• Given data:
START
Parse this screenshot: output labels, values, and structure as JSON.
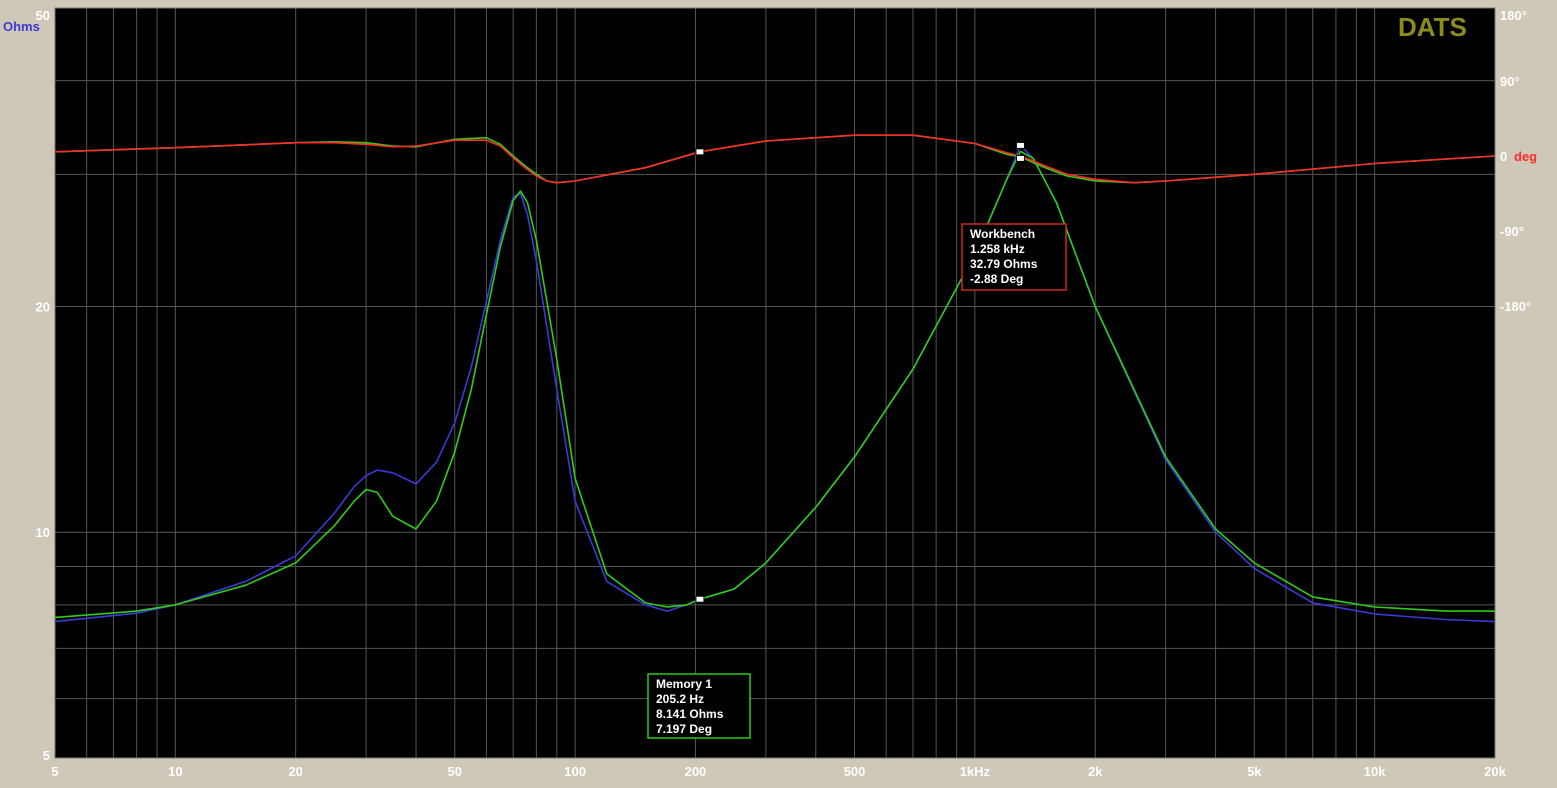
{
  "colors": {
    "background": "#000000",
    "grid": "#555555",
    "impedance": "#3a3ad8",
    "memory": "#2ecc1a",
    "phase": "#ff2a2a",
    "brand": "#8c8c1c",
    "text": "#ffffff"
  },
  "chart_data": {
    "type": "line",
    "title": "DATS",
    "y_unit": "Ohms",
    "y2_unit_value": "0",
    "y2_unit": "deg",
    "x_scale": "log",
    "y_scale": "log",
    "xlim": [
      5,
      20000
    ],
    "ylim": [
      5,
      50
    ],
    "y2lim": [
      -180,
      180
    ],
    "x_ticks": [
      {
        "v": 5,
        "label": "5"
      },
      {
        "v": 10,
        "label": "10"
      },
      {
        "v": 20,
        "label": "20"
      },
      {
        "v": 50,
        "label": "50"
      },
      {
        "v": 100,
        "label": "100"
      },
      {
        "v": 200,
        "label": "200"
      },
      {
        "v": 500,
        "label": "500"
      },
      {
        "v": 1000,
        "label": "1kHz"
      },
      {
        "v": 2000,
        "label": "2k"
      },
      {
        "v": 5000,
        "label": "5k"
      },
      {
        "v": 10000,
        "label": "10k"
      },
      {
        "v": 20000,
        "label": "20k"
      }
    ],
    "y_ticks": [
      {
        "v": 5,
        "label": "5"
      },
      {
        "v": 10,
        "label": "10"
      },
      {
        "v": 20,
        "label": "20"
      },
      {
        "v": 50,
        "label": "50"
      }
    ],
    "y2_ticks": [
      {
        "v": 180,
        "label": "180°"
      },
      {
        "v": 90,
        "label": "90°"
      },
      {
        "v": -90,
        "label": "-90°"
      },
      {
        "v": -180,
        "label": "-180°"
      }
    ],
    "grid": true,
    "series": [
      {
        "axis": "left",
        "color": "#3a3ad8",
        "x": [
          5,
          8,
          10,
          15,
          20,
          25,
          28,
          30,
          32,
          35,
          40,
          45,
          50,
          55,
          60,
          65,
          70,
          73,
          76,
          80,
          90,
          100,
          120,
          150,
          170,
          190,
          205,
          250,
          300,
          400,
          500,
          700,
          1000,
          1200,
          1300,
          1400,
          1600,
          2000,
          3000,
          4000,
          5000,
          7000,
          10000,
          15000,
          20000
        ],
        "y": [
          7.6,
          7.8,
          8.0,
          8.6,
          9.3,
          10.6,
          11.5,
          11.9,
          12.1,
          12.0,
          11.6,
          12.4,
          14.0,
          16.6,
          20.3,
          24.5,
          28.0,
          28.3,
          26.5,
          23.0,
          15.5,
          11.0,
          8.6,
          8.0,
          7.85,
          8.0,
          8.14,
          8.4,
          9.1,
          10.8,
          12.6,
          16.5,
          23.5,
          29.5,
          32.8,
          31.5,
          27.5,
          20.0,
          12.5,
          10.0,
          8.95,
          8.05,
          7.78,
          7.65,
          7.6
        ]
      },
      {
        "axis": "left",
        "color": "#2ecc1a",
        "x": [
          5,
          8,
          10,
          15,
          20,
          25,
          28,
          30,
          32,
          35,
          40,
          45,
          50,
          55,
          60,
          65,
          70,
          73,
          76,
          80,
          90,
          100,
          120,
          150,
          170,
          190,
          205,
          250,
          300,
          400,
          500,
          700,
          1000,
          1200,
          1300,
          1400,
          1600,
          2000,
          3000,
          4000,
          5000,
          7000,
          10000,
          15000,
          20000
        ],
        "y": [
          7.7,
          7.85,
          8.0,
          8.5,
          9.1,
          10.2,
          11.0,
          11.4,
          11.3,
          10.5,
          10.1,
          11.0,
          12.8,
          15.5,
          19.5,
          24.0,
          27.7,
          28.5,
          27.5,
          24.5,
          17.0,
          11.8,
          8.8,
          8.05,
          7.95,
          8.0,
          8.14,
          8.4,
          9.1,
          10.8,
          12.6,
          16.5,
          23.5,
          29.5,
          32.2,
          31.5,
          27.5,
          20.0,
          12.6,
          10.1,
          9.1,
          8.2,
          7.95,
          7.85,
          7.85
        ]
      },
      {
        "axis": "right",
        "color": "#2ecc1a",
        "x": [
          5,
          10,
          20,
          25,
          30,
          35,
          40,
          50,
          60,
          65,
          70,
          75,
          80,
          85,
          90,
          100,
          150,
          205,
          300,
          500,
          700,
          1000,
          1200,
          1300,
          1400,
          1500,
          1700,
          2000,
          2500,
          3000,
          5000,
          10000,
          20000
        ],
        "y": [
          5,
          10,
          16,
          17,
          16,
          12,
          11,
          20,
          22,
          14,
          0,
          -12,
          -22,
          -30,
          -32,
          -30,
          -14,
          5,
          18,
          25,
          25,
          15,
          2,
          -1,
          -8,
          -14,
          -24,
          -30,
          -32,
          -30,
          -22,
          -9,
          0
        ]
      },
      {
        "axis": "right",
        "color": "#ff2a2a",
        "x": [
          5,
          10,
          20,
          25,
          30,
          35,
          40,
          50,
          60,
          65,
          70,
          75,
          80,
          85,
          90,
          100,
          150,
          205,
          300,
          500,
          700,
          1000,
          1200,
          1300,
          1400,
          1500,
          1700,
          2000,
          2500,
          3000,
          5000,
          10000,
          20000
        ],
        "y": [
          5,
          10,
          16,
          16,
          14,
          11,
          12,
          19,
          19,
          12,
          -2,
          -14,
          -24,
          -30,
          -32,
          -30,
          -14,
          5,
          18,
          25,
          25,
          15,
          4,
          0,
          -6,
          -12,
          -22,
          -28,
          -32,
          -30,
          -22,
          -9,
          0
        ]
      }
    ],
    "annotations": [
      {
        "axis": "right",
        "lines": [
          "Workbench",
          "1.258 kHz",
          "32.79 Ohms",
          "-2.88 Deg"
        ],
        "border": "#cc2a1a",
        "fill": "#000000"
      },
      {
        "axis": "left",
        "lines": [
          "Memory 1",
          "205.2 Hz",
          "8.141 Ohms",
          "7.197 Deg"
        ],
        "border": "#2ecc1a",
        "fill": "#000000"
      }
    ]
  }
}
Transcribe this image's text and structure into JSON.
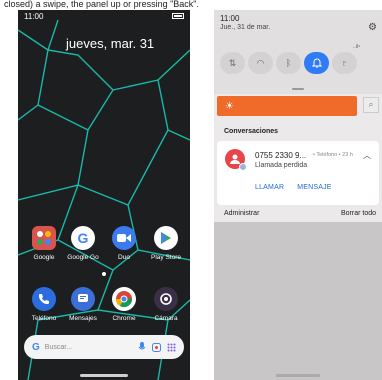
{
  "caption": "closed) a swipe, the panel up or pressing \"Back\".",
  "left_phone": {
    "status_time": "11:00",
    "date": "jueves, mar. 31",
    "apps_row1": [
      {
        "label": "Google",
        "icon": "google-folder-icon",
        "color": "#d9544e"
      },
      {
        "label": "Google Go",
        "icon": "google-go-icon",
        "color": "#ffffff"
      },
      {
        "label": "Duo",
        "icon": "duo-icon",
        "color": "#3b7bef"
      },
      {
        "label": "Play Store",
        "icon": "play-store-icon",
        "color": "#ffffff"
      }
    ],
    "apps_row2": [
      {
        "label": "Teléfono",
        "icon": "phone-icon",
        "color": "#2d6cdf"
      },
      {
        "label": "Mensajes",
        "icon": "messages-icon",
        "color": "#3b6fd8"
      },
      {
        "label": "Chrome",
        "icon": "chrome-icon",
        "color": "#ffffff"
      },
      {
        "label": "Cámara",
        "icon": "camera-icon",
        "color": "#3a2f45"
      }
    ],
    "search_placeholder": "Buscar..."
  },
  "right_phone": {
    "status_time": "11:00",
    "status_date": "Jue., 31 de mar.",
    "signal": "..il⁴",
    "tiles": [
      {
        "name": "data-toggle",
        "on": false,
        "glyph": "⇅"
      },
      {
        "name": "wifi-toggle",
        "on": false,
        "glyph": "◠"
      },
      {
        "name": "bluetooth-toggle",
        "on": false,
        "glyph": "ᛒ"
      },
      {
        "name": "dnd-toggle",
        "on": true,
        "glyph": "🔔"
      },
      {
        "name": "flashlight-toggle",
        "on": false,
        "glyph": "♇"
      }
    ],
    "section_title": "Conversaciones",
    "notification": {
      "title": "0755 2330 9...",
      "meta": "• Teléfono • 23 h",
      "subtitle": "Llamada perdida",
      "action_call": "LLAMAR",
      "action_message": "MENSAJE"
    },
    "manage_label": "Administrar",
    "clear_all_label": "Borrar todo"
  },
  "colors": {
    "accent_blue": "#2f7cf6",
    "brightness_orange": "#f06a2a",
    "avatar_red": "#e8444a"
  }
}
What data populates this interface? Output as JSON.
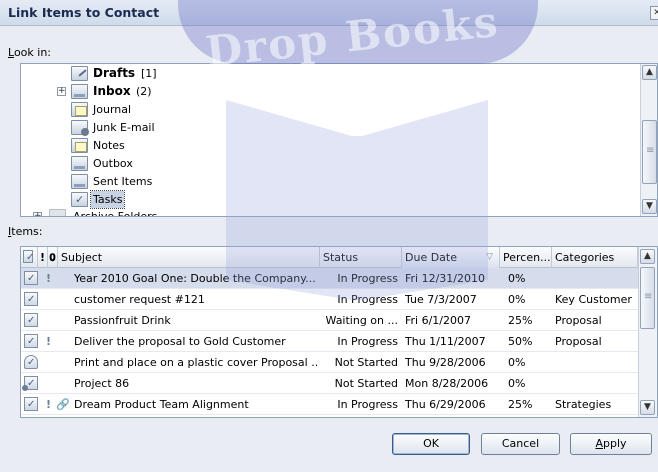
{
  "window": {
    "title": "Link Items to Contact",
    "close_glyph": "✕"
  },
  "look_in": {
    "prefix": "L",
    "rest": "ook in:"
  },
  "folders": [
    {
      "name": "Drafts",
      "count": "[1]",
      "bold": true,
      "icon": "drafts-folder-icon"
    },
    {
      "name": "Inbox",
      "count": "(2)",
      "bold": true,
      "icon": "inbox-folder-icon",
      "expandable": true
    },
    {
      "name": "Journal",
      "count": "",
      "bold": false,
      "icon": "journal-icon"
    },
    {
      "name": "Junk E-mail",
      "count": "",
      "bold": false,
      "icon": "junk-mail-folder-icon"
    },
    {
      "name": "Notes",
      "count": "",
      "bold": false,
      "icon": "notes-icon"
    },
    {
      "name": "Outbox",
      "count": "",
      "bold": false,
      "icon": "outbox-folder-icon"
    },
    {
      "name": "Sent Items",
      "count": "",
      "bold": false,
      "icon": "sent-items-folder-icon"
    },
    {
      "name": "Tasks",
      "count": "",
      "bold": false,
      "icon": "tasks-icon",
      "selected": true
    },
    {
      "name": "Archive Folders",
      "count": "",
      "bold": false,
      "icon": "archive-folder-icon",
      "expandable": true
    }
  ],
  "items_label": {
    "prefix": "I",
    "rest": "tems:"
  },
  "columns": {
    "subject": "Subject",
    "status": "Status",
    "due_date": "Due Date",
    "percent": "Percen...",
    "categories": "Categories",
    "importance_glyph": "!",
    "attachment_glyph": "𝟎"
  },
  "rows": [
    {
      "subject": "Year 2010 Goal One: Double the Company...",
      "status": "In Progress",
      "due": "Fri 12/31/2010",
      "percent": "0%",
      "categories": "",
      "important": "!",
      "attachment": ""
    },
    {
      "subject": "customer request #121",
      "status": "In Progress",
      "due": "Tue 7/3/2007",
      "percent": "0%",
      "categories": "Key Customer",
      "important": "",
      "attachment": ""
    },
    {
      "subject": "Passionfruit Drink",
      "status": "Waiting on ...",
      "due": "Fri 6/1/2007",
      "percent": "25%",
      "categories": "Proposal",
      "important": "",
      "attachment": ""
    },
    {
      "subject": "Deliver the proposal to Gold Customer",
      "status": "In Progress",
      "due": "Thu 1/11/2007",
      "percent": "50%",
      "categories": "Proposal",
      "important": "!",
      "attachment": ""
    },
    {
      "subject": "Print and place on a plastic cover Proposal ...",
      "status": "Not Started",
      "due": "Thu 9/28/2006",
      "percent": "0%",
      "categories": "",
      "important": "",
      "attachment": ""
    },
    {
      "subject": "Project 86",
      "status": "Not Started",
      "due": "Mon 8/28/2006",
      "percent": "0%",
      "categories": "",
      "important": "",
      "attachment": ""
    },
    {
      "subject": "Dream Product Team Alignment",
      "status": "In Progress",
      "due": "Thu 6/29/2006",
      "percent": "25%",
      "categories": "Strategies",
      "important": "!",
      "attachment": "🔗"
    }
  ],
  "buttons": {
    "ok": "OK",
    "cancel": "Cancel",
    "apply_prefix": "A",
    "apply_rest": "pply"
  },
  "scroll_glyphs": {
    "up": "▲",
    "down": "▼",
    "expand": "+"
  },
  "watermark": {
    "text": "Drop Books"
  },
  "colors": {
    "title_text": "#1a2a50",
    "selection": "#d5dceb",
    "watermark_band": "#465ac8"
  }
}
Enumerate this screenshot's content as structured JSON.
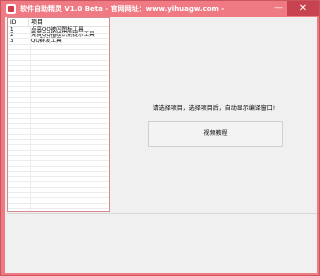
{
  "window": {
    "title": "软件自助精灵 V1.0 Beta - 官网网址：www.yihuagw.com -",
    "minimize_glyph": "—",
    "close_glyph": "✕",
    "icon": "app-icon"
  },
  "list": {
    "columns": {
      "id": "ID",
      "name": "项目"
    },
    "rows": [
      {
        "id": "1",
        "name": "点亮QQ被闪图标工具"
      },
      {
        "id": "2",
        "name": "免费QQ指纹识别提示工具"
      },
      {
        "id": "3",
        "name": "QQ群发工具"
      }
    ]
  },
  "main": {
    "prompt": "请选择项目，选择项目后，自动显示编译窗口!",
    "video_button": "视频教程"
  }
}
END
• Prompt:
Only the lines from the line containing "Enumerate this screenshot's" through the end of the data are to be reproduced, exactly and with both ends included; pictures are omitted.

• Task solution:
Enumerate this screenshot's content as structured JSON.
{
  "window": {
    "title": "软件自助精灵 V1.0 Beta - 官网网址：www.yihuagw.com -",
    "minimize_glyph": "—",
    "close_glyph": "✕",
    "icon": "app-icon"
  },
  "list": {
    "columns": {
      "id": "ID",
      "name": "项目"
    },
    "rows": [
      {
        "id": "1",
        "name": "点亮QQ被闪图标工具"
      },
      {
        "id": "2",
        "name": "免费QQ指纹识别提示工具"
      },
      {
        "id": "3",
        "name": "QQ群发工具"
      }
    ]
  },
  "main": {
    "prompt": "请选择项目，选择项目后，自动显示编译窗口!",
    "video_button": "视频教程"
  }
}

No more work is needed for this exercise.